WRITTEN REQUEST: Return each entry exactly, with none missing.

DATA TO USE:
═══

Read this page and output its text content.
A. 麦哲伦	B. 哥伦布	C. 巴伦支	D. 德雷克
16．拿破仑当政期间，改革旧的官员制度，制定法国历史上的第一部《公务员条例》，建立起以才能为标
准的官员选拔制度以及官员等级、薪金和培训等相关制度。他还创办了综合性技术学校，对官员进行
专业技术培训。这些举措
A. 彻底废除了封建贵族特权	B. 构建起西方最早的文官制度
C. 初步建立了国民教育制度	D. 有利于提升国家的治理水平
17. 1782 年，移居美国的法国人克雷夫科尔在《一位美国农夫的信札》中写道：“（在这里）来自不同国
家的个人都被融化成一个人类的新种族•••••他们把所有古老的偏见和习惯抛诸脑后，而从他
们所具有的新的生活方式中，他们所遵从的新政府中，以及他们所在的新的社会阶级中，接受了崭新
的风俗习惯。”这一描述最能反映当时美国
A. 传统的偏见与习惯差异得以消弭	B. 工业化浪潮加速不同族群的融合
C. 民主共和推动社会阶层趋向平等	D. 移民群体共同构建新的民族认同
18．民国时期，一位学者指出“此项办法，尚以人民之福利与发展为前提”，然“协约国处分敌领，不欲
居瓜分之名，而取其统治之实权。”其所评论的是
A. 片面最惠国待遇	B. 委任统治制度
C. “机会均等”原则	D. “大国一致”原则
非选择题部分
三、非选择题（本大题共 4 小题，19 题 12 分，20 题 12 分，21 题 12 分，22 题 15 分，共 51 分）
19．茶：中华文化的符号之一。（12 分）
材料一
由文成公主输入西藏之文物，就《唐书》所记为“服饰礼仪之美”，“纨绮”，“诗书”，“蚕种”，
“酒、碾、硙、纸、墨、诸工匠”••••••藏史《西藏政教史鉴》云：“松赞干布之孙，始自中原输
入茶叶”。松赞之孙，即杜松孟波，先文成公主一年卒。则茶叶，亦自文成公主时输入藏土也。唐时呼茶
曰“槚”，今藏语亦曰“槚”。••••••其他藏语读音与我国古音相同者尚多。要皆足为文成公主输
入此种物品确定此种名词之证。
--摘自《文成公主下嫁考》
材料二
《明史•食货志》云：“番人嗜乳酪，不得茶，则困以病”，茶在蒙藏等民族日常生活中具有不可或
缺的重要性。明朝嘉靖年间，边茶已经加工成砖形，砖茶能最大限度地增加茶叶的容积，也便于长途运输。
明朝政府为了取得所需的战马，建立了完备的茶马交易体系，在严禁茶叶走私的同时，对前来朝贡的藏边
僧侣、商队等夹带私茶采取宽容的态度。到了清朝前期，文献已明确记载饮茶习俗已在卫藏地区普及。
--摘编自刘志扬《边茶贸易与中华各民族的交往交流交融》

═══

RESULT OF THIS TASK:
Read this page and output its text content.
A. 麦哲伦	B. 哥伦布	C. 巴伦支	D. 德雷克
16．拿破仑当政期间，改革旧的官员制度，制定法国历史上的第一部《公务员条例》，建立起以才能为标
准的官员选拔制度以及官员等级、薪金和培训等相关制度。他还创办了综合性技术学校，对官员进行
专业技术培训。这些举措
A. 彻底废除了封建贵族特权	B. 构建起西方最早的文官制度
C. 初步建立了国民教育制度	D. 有利于提升国家的治理水平
17. 1782 年，移居美国的法国人克雷夫科尔在《一位美国农夫的信札》中写道：“（在这里）来自不同国
家的个人都被融化成一个人类的新种族•••••他们把所有古老的偏见和习惯抛诸脑后，而从他
们所具有的新的生活方式中，他们所遵从的新政府中，以及他们所在的新的社会阶级中，接受了崭新
的风俗习惯。”这一描述最能反映当时美国
A. 传统的偏见与习惯差异得以消弭	B. 工业化浪潮加速不同族群的融合
C. 民主共和推动社会阶层趋向平等	D. 移民群体共同构建新的民族认同
18．民国时期，一位学者指出“此项办法，尚以人民之福利与发展为前提”，然“协约国处分敌领，不欲
居瓜分之名，而取其统治之实权。”其所评论的是
A. 片面最惠国待遇	B. 委任统治制度
C. “机会均等”原则	D. “大国一致”原则
非选择题部分
三、非选择题（本大题共 4 小题，19 题 12 分，20 题 12 分，21 题 12 分，22 题 15 分，共 51 分）
19．茶：中华文化的符号之一。（12 分）
材料一
由文成公主输入西藏之文物，就《唐书》所记为“服饰礼仪之美”，“纨绮”，“诗书”，“蚕种”，
“酒、碾、硙、纸、墨、诸工匠”••••••藏史《西藏政教史鉴》云：“松赞干布之孙，始自中原输
入茶叶”。松赞之孙，即杜松孟波，先文成公主一年卒。则茶叶，亦自文成公主时输入藏土也。唐时呼茶
曰“槚”，今藏语亦曰“槚”。••••••其他藏语读音与我国古音相同者尚多。要皆足为文成公主输
入此种物品确定此种名词之证。
--摘自《文成公主下嫁考》
材料二
《明史•食货志》云：“番人嗜乳酪，不得茶，则困以病”，茶在蒙藏等民族日常生活中具有不可或
缺的重要性。明朝嘉靖年间，边茶已经加工成砖形，砖茶能最大限度地增加茶叶的容积，也便于长途运输。
明朝政府为了取得所需的战马，建立了完备的茶马交易体系，在严禁茶叶走私的同时，对前来朝贡的藏边
僧侣、商队等夹带私茶采取宽容的态度。到了清朝前期，文献已明确记载饮茶习俗已在卫藏地区普及。
--摘编自刘志扬《边茶贸易与中华各民族的交往交流交融》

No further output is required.